Aim of the exercise: Read the records below. Copy each line where the string "Посмотреть" occurs.

The data:

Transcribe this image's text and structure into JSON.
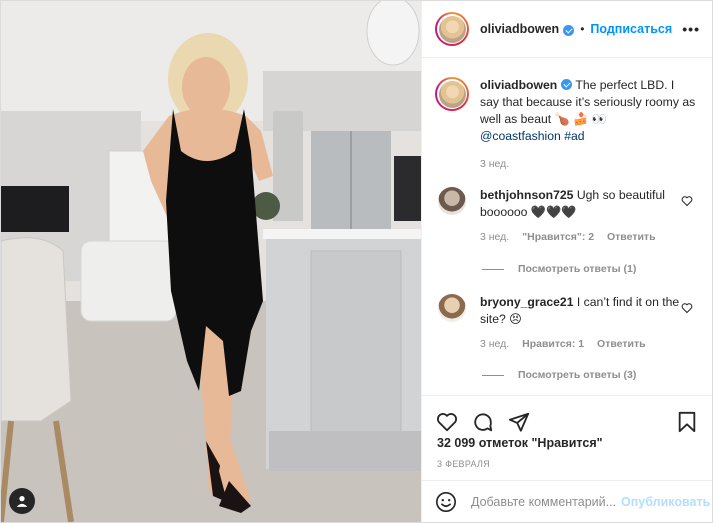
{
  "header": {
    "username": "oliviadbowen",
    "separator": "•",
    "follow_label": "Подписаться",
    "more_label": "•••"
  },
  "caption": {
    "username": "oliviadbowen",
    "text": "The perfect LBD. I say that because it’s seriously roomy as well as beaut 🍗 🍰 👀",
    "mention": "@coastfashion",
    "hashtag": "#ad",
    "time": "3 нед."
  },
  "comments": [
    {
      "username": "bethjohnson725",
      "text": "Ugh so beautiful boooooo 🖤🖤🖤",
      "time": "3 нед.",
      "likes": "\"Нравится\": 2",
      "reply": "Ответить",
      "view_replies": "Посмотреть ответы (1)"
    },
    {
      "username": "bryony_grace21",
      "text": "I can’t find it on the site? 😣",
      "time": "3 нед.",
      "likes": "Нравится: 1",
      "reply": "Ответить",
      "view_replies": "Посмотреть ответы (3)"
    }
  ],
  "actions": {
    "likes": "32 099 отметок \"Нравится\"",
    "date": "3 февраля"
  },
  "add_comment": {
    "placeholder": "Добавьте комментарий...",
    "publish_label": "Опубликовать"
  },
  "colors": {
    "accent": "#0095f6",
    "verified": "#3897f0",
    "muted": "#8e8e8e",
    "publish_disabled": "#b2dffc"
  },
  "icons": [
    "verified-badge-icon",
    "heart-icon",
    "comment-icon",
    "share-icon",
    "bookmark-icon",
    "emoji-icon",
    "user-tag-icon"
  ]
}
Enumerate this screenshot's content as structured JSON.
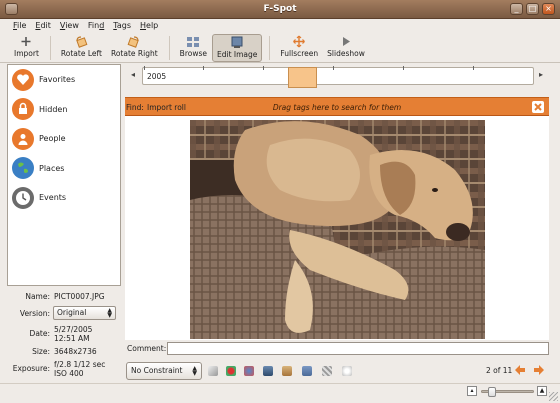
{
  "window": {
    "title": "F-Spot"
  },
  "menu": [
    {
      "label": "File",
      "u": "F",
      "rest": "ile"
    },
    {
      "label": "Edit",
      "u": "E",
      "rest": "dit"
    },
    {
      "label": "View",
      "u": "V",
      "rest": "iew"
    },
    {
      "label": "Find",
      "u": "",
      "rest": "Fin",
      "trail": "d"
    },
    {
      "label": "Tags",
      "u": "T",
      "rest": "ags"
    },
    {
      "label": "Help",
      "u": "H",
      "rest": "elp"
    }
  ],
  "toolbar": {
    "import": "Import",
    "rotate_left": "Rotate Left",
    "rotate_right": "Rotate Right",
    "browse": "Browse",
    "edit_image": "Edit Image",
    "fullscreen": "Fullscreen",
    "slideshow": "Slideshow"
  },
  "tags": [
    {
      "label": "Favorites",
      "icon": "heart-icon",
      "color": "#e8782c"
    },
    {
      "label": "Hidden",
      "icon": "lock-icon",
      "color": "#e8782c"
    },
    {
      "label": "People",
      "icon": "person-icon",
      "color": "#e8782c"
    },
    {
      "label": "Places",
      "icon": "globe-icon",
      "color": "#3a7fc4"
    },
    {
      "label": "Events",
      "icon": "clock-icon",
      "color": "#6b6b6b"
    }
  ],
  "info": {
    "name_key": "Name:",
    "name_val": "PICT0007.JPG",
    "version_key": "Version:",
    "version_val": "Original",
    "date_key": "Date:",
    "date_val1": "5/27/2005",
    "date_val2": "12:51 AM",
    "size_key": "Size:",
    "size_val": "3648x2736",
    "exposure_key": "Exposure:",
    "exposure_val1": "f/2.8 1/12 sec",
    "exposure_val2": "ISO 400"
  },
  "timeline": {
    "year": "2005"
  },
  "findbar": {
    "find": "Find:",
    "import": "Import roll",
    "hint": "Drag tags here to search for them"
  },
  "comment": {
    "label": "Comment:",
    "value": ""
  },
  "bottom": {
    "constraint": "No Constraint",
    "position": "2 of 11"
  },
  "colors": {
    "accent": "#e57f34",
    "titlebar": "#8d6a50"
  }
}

* * *

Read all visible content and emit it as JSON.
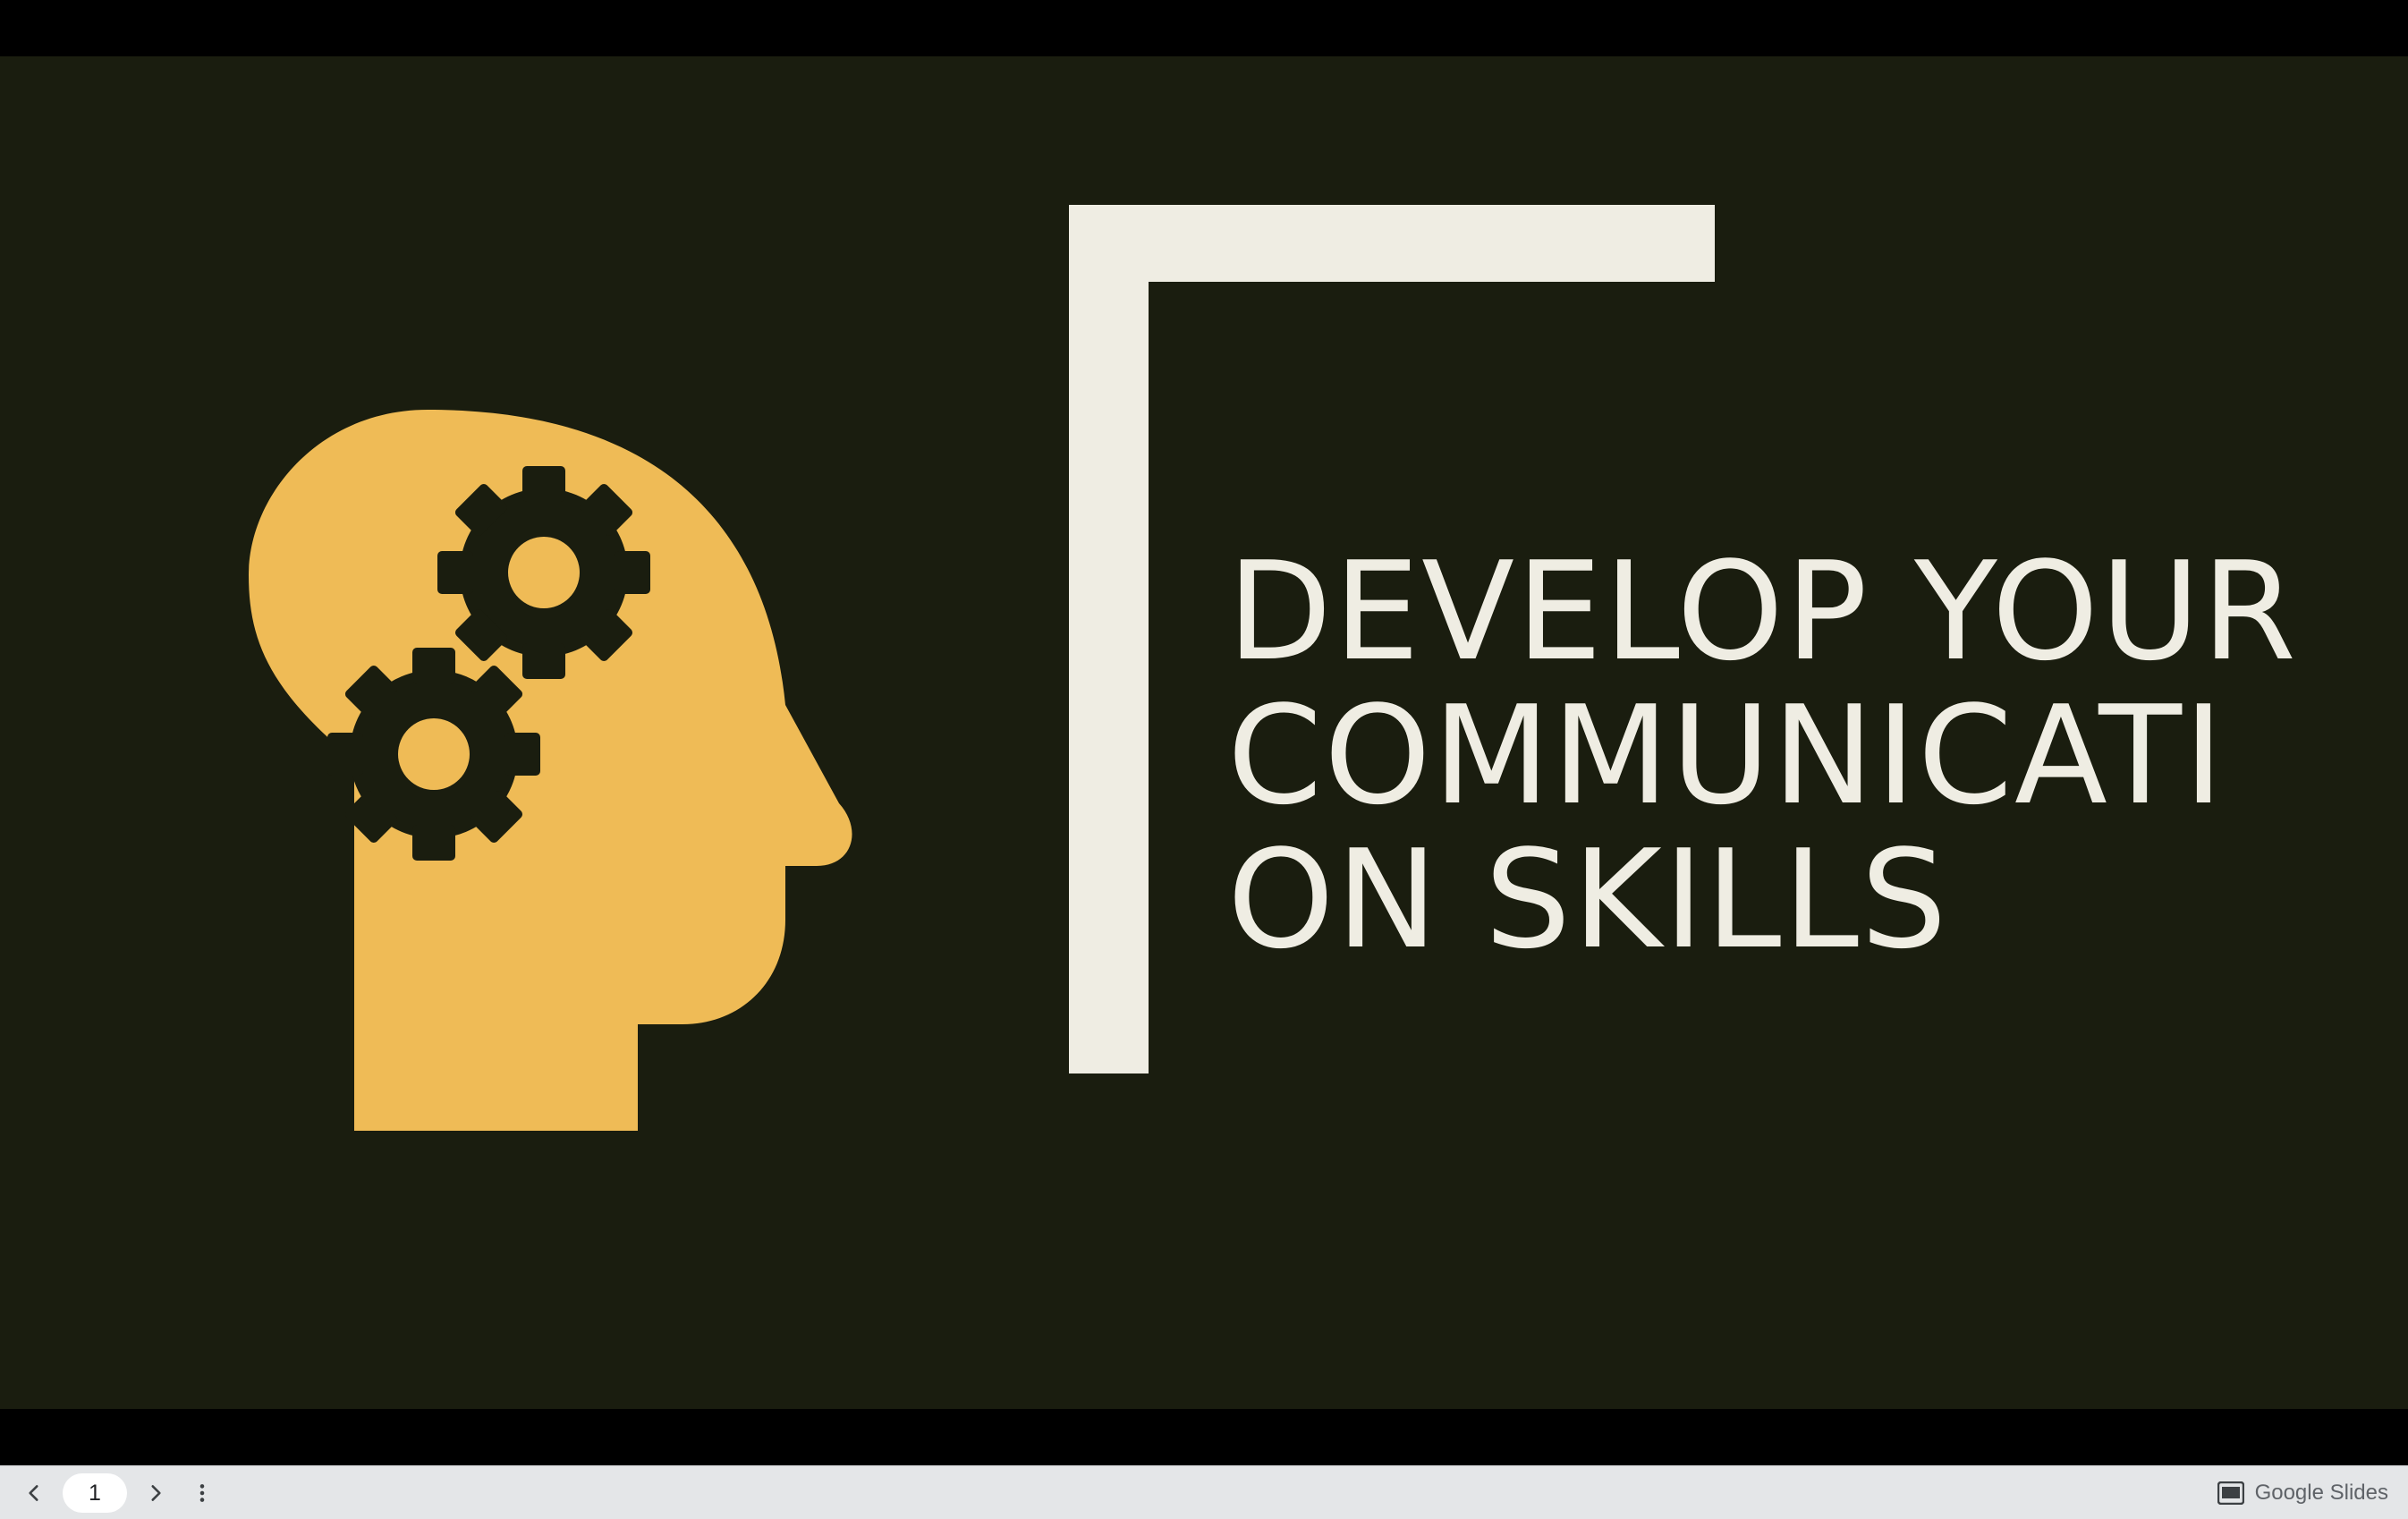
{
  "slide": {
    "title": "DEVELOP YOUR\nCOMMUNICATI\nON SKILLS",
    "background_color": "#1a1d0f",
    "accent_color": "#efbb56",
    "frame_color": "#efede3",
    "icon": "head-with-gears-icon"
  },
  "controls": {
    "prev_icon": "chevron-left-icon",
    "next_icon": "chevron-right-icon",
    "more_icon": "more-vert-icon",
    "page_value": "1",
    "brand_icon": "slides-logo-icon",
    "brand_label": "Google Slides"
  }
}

---

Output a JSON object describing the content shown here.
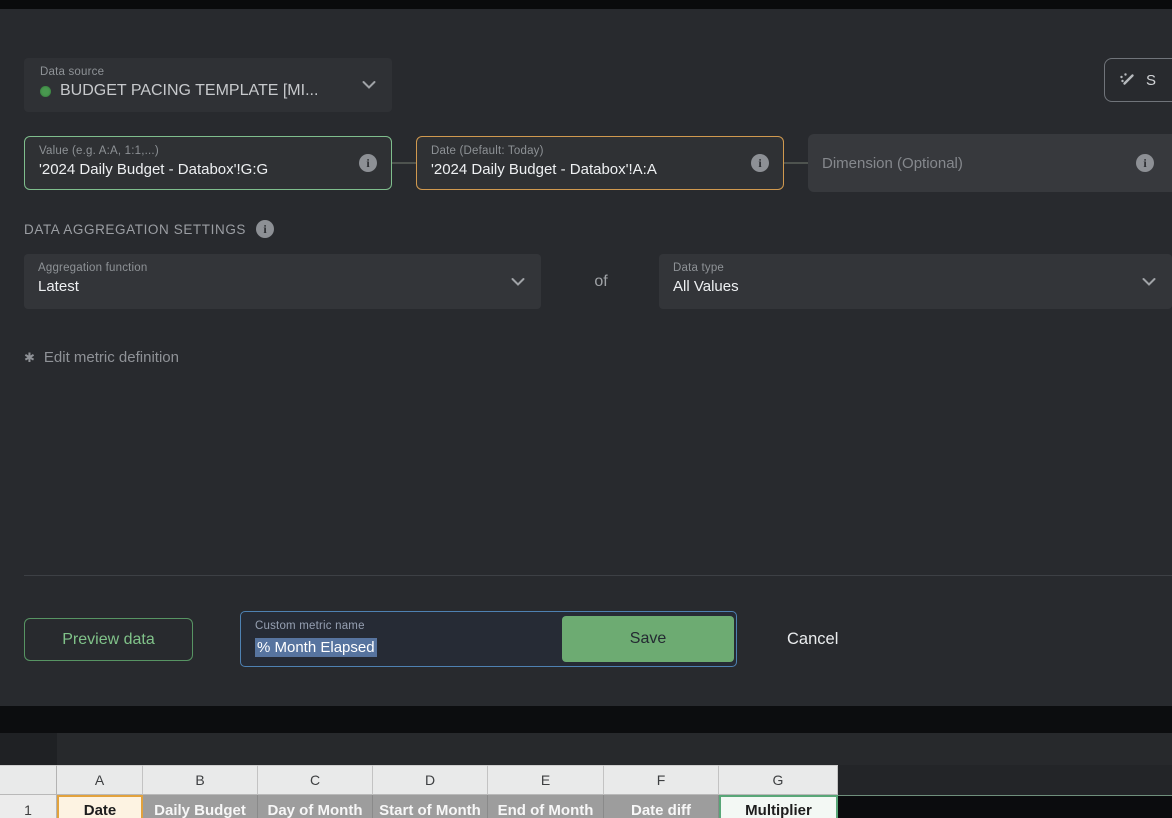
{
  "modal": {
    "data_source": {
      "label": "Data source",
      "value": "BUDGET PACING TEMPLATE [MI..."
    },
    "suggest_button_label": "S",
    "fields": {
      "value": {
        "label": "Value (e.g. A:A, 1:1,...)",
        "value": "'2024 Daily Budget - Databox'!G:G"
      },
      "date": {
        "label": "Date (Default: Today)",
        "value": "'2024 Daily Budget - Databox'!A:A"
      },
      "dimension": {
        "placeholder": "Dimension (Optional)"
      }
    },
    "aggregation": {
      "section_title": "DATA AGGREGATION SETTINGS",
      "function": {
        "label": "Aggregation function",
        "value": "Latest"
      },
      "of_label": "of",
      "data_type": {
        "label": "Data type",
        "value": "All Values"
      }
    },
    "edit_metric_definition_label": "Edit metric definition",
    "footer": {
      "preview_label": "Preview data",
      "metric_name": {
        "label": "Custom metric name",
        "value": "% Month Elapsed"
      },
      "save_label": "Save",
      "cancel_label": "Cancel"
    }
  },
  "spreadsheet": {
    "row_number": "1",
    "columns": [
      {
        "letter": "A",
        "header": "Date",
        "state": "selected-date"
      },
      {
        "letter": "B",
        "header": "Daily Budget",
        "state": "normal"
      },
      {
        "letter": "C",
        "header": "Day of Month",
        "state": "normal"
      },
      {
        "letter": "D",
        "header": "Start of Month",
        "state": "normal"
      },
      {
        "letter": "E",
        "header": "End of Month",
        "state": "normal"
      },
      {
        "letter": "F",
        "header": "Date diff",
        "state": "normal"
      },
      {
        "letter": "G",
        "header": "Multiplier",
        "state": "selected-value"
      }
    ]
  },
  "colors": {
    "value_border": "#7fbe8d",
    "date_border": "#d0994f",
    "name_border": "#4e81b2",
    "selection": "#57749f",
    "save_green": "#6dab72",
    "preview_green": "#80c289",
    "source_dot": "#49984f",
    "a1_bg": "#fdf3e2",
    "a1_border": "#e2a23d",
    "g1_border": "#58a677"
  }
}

Solution to this problem:
      "view_replies": "Посмотреть ответы (1)"
      "view_replies": "Посмотреть ответы (3)"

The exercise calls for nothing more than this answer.